-- Begin --

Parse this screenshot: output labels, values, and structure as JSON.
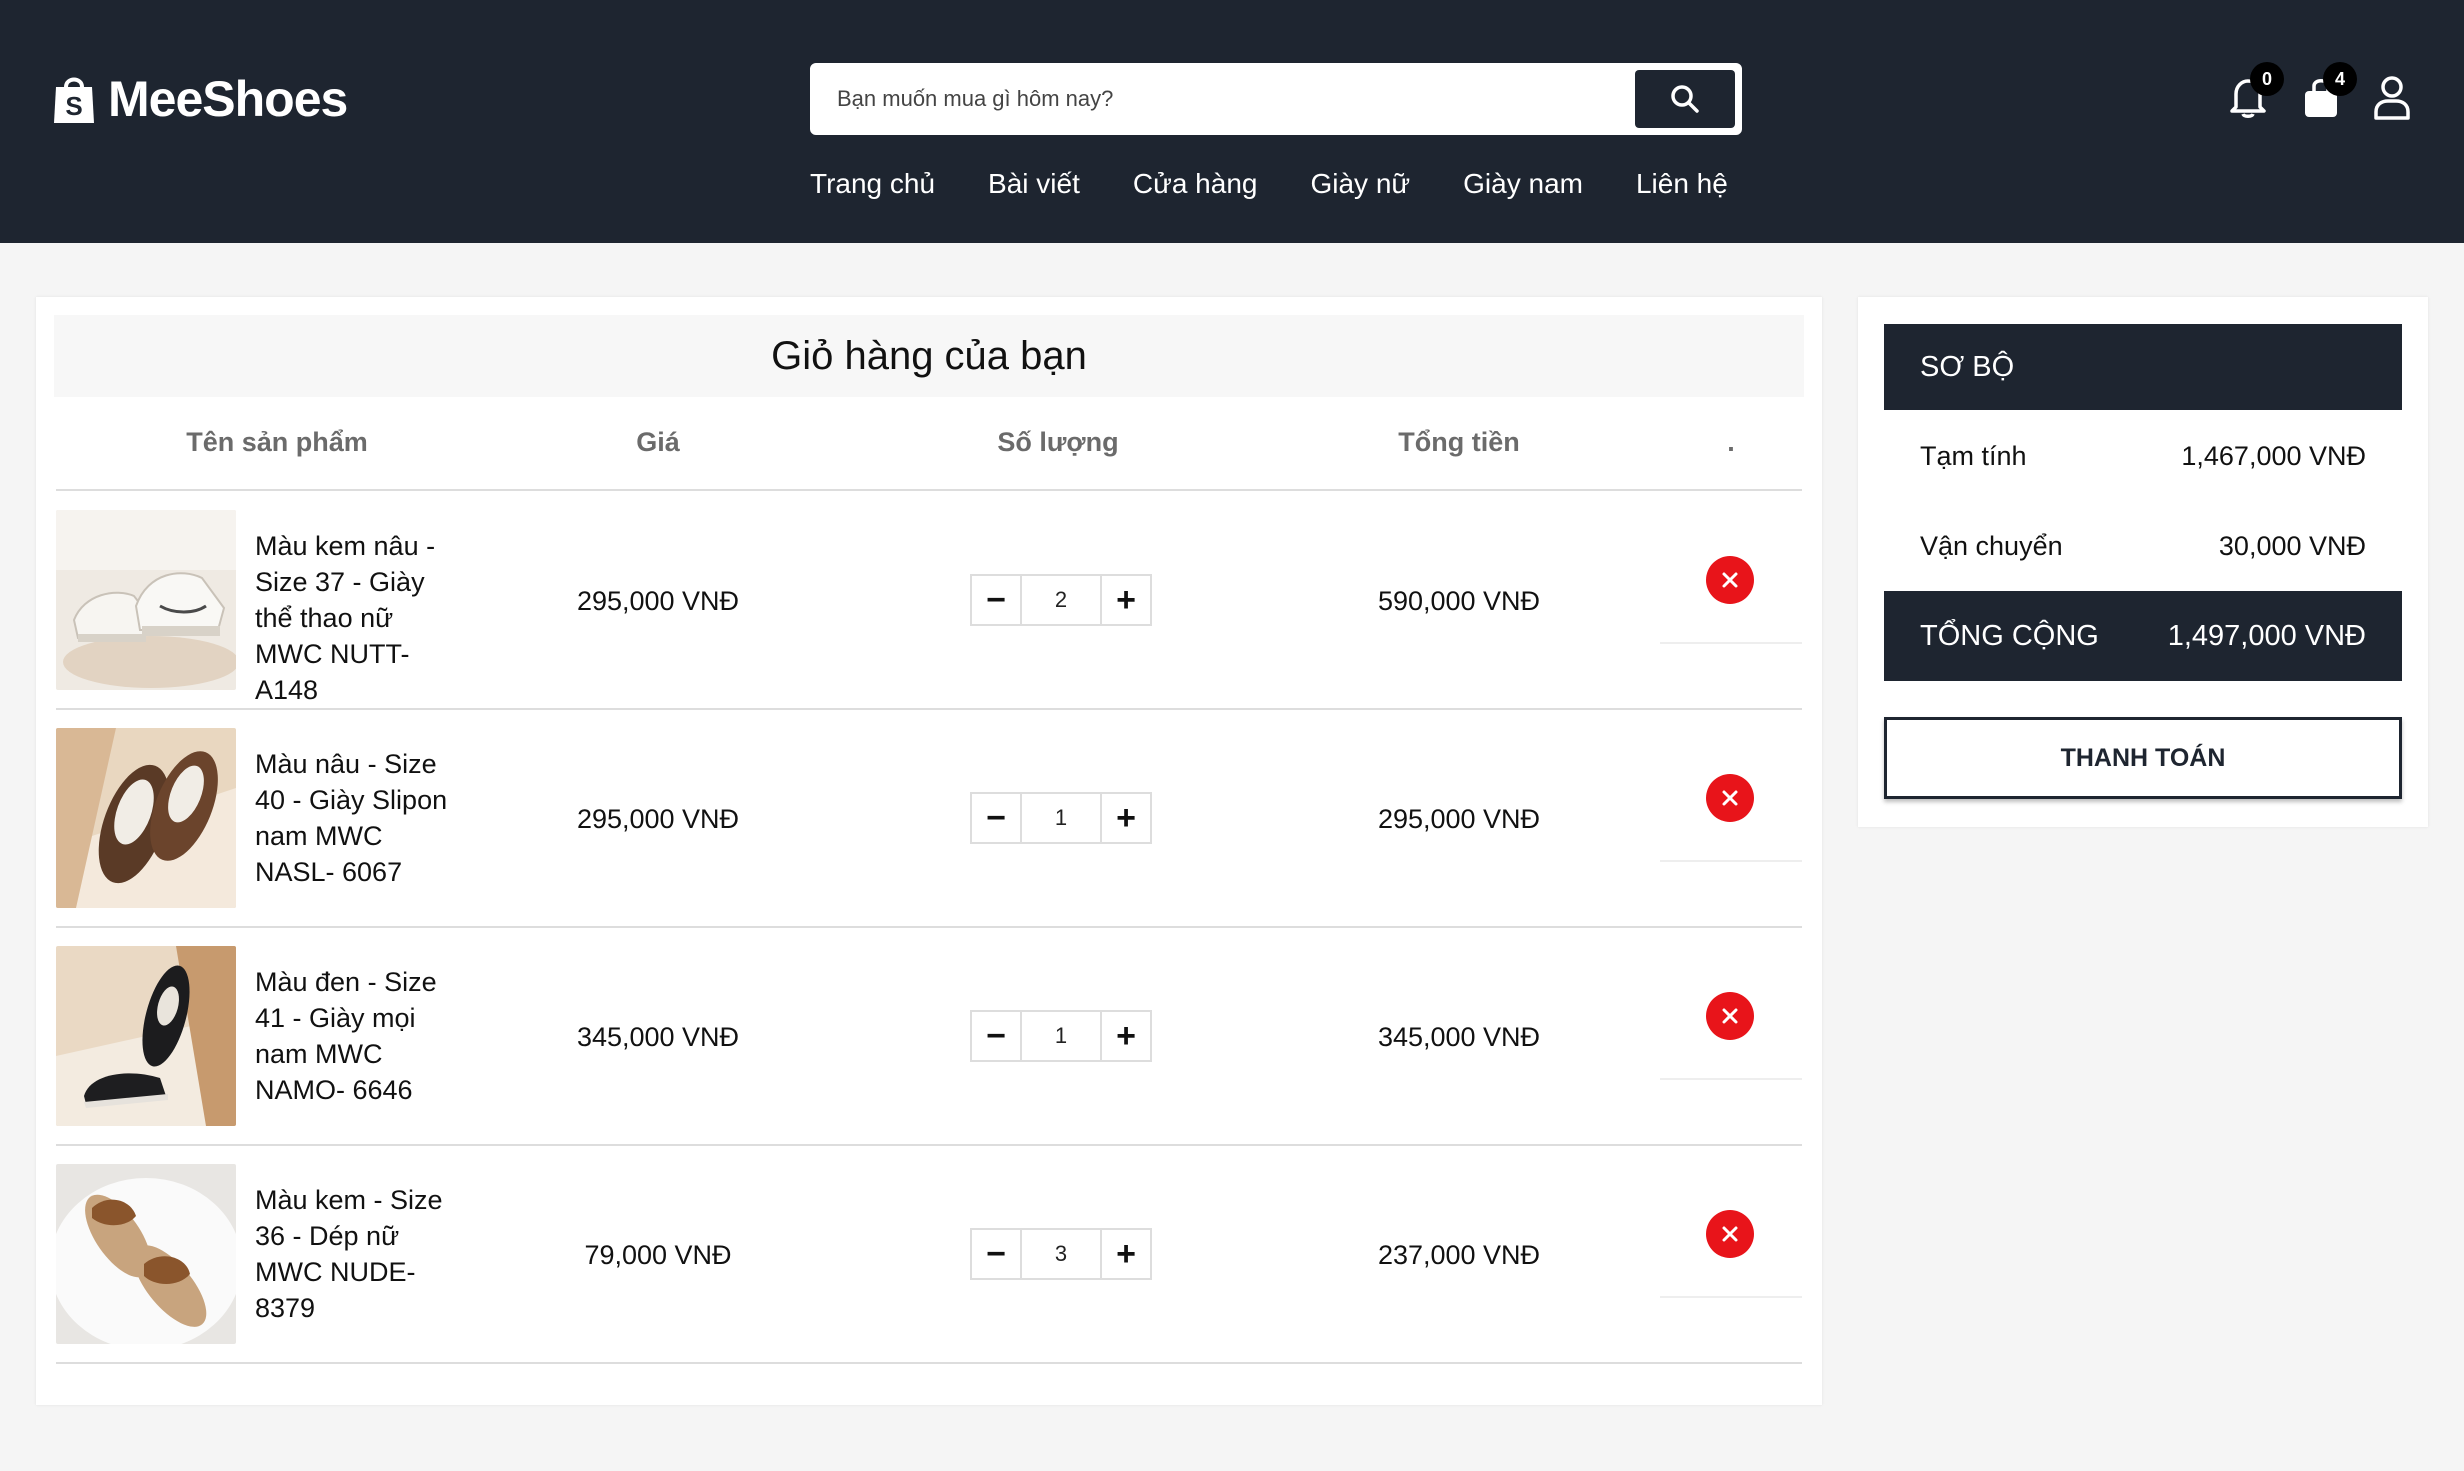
{
  "brand": {
    "name": "MeeShoes",
    "logo_icon": "shopping-bag-icon"
  },
  "search": {
    "placeholder": "Bạn muốn mua gì hôm nay?",
    "icon": "search-icon"
  },
  "nav": [
    "Trang chủ",
    "Bài viết",
    "Cửa hàng",
    "Giày nữ",
    "Giày nam",
    "Liên hệ"
  ],
  "header_icons": {
    "notifications": {
      "icon": "bell-icon",
      "count": "0"
    },
    "cart": {
      "icon": "shopping-bag-icon",
      "count": "4"
    },
    "account": {
      "icon": "user-icon"
    }
  },
  "cart": {
    "title": "Giỏ hàng của bạn",
    "headers": {
      "product": "Tên sản phẩm",
      "price": "Giá",
      "quantity": "Số lượng",
      "total": "Tổng tiền",
      "action": "."
    },
    "items": [
      {
        "name": "Màu kem nâu - Size 37 - Giày thể thao nữ MWC NUTT- A148",
        "price": "295,000 VNĐ",
        "qty": "2",
        "total": "590,000 VNĐ"
      },
      {
        "name": "Màu nâu - Size 40 - Giày Slipon nam MWC NASL- 6067",
        "price": "295,000 VNĐ",
        "qty": "1",
        "total": "295,000 VNĐ"
      },
      {
        "name": "Màu đen - Size 41 - Giày mọi nam MWC NAMO- 6646",
        "price": "345,000 VNĐ",
        "qty": "1",
        "total": "345,000 VNĐ"
      },
      {
        "name": "Màu kem - Size 36 - Dép nữ MWC NUDE- 8379",
        "price": "79,000 VNĐ",
        "qty": "3",
        "total": "237,000 VNĐ"
      }
    ]
  },
  "summary": {
    "title": "SƠ BỘ",
    "subtotal_label": "Tạm tính",
    "subtotal": "1,467,000 VNĐ",
    "shipping_label": "Vận chuyển",
    "shipping": "30,000 VNĐ",
    "total_label": "TỔNG CỘNG",
    "total": "1,497,000 VNĐ",
    "checkout": "THANH TOÁN"
  },
  "colors": {
    "header_bg": "#1e2530",
    "delete": "#e8141a",
    "page_bg": "#f5f5f5"
  }
}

-- End --

What you need to do
Look through the data and show every line containing "name".

Expected answer
    "name": "MeeShoes",
        "name": "Màu kem nâu - Size 37 - Giày thể thao nữ MWC NUTT- A148",
        "name": "Màu nâu - Size 40 - Giày Slipon nam MWC NASL- 6067",
        "name": "Màu đen - Size 41 - Giày mọi nam MWC NAMO- 6646",
        "name": "Màu kem - Size 36 - Dép nữ MWC NUDE- 8379",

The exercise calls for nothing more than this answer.